WHAT NEEDS TO BE DONE:
From the entries below, list each line with "Speakers".

EXERCISE MATERIALS:
● ● ● ● ● ● ●

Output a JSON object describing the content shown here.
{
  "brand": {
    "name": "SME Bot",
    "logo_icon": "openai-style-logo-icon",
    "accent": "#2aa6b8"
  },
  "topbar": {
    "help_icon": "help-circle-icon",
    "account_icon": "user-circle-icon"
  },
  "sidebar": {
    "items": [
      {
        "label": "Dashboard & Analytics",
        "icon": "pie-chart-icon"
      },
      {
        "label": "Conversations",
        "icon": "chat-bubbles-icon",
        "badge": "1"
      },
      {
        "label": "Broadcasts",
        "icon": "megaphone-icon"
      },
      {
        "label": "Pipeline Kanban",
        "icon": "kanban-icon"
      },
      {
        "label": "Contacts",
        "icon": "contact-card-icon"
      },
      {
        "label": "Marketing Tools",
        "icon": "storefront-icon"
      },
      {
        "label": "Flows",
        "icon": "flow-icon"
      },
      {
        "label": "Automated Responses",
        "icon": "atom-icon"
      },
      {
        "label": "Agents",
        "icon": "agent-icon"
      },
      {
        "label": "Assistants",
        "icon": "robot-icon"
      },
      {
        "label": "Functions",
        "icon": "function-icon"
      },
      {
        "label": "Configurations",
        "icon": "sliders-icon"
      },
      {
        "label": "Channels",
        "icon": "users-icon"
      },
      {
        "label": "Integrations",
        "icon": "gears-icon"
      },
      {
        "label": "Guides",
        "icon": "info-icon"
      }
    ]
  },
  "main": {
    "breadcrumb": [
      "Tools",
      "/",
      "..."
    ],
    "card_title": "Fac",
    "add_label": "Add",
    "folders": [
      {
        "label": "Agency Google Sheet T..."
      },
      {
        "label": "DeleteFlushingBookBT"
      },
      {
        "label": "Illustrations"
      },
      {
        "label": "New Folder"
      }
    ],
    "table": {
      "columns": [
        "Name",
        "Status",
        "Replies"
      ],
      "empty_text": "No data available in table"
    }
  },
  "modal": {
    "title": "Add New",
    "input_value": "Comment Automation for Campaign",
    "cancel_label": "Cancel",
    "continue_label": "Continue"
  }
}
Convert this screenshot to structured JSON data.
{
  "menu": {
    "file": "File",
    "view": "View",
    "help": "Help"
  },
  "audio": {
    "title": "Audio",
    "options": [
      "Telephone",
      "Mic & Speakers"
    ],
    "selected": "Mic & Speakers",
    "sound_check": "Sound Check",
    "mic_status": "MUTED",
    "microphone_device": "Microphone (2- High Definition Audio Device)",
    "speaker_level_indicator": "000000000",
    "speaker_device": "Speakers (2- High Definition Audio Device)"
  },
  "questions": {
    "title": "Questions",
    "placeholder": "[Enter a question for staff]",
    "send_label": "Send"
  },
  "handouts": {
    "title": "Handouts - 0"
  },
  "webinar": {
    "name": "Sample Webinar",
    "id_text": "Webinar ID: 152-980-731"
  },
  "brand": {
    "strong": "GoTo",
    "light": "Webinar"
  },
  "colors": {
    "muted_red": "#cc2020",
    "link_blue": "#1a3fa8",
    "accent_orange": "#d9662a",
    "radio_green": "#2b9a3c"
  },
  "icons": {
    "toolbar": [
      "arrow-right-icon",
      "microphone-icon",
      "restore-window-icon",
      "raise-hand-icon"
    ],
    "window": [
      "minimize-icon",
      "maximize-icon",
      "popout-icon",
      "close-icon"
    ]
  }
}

● ● ● ● ● ● ●

EXPECTED ANSWER:
      "Mic & Speakers"
    "selected": "Mic & Speakers",
    "speaker_device": "Speakers (2- High Definition Audio Device)"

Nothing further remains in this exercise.